--- Exercise task ---
Copy every line below word for word, leaving out the pictures.

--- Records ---

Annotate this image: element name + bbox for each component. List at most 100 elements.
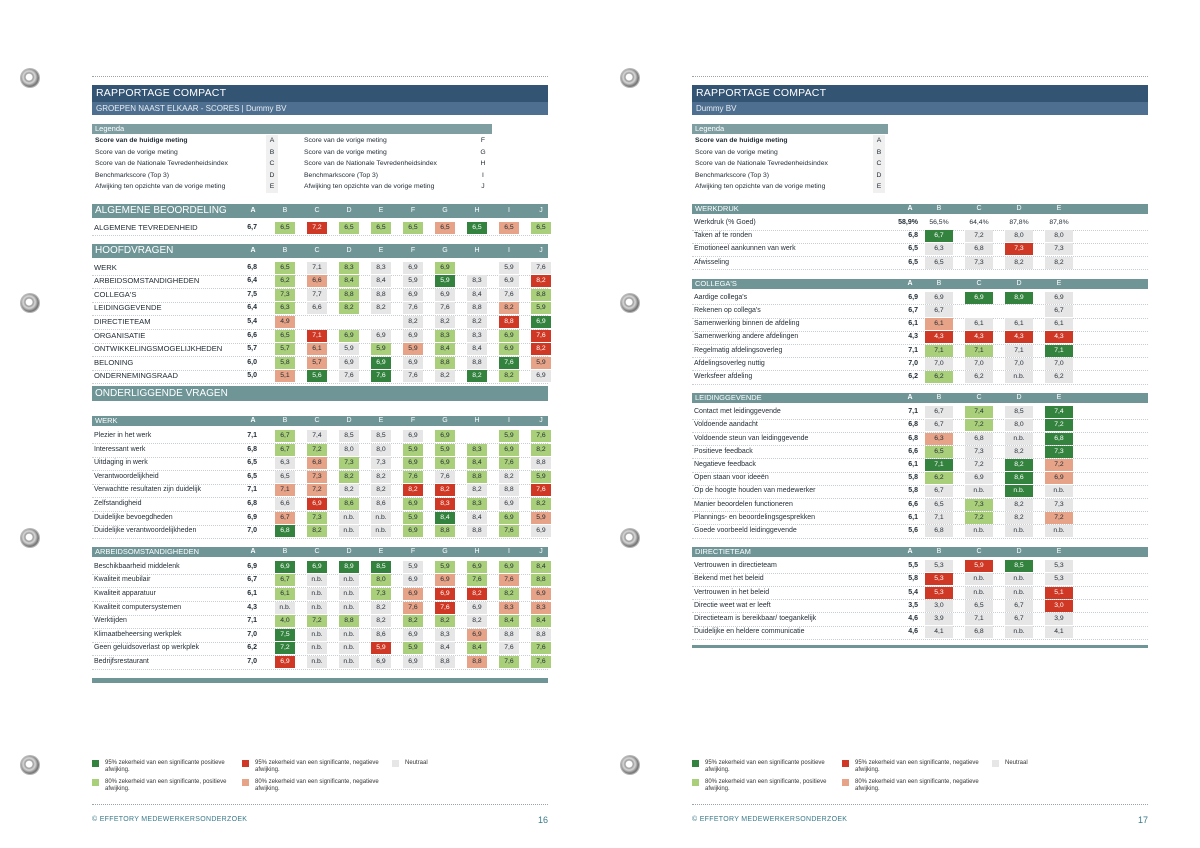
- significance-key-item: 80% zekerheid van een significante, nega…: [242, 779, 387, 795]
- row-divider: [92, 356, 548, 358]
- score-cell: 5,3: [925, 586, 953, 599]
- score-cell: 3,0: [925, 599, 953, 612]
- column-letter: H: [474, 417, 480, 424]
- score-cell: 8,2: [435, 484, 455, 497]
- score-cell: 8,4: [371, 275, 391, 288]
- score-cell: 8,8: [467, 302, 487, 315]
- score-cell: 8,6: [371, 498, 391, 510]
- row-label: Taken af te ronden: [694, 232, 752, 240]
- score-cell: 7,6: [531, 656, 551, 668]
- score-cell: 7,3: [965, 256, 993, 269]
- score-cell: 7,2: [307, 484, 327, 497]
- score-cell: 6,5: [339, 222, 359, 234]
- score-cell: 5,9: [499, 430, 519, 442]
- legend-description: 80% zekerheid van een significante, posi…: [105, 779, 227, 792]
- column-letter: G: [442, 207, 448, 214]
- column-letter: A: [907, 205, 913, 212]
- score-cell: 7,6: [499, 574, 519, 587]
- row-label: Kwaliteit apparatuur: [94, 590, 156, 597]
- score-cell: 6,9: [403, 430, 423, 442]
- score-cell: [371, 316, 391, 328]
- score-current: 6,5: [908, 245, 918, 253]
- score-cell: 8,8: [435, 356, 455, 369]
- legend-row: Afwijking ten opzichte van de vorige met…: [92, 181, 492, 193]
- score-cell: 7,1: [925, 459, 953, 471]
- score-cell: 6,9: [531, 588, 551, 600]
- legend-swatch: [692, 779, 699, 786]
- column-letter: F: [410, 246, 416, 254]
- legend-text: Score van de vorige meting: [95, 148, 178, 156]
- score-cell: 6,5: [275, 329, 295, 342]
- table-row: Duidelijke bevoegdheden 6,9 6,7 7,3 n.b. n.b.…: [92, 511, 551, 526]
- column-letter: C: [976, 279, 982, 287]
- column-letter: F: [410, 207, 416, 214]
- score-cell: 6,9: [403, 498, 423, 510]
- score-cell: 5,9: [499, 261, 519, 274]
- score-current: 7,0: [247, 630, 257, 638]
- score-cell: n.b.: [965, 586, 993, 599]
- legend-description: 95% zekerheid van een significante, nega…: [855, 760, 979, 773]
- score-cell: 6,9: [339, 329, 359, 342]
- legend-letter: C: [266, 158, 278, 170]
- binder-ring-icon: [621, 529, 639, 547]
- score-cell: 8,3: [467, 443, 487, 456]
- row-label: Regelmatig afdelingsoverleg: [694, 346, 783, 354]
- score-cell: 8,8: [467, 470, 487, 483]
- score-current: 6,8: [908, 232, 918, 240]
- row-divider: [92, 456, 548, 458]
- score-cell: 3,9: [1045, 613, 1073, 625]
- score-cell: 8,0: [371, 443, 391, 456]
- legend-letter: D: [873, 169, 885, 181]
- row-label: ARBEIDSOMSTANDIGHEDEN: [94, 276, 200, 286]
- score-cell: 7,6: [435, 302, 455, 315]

--- Written solution ---
Annotate this image: element name + bbox for each component. List at most 100 elements.
- significance-key-item: 80% zekerheid van een significante, nega…: [242, 779, 387, 795]
- row-divider: [92, 356, 548, 358]
- score-cell: 5,3: [925, 586, 953, 599]
- score-cell: 3,0: [925, 599, 953, 612]
- column-letter: H: [474, 417, 480, 424]
- score-cell: 8,2: [435, 484, 455, 497]
- score-cell: 8,4: [371, 275, 391, 288]
- score-cell: 8,8: [467, 302, 487, 315]
- score-cell: 8,6: [371, 498, 391, 510]
- row-label: Taken af te ronden: [694, 232, 752, 240]
- score-cell: 7,6: [531, 656, 551, 668]
- score-cell: 7,3: [965, 256, 993, 269]
- score-cell: 7,2: [307, 484, 327, 497]
- score-cell: 6,5: [339, 222, 359, 234]
- score-cell: 5,9: [499, 430, 519, 442]
- legend-description: 80% zekerheid van een significante, posi…: [105, 779, 227, 792]
- column-letter: G: [442, 207, 448, 214]
- column-letter: A: [907, 205, 913, 212]
- score-cell: 7,6: [499, 574, 519, 587]
- row-label: Kwaliteit apparatuur: [94, 590, 156, 597]
- score-cell: 6,9: [403, 430, 423, 442]
- score-cell: [371, 316, 391, 328]
- score-current: 6,5: [908, 245, 918, 253]
- score-cell: 8,8: [435, 356, 455, 369]
- legend-row: Afwijking ten opzichte van de vorige met…: [92, 181, 492, 193]
- score-cell: 7,1: [925, 459, 953, 471]
- score-cell: 6,9: [531, 588, 551, 600]
- legend-swatch: [692, 779, 699, 786]
- column-letter: F: [410, 246, 416, 254]
- legend-text: Score van de vorige meting: [95, 148, 178, 156]
- score-cell: 6,5: [275, 329, 295, 342]
- table-row: Duidelijke bevoegdheden 6,9 6,7 7,3 n.b. n.b.…: [92, 511, 551, 526]
- column-letter: C: [976, 279, 982, 287]
- column-letter: F: [410, 207, 416, 214]
- score-cell: 6,9: [403, 498, 423, 510]
- score-cell: 5,9: [499, 261, 519, 274]
- score-current: 7,0: [247, 630, 257, 638]
- score-cell: n.b.: [965, 586, 993, 599]
- legend-description: 95% zekerheid van een significante, nega…: [855, 760, 979, 773]
- score-cell: 6,9: [339, 329, 359, 342]
- legend-letter: C: [266, 158, 278, 170]
- binder-ring-icon: [621, 529, 639, 547]
- score-cell: 8,3: [467, 443, 487, 456]
- row-label: Regelmatig afdelingsoverleg: [694, 346, 783, 354]
- score-cell: 8,8: [467, 470, 487, 483]
- score-current: 6,8: [908, 232, 918, 240]
- row-divider: [92, 456, 548, 458]
- score-cell: 3,9: [1045, 613, 1073, 625]
- score-cell: 8,0: [371, 443, 391, 456]
- legend-letter: D: [873, 169, 885, 181]
- row-label: ARBEIDSOMSTANDIGHEDEN: [94, 276, 200, 286]
- score-cell: 7,6: [435, 302, 455, 315]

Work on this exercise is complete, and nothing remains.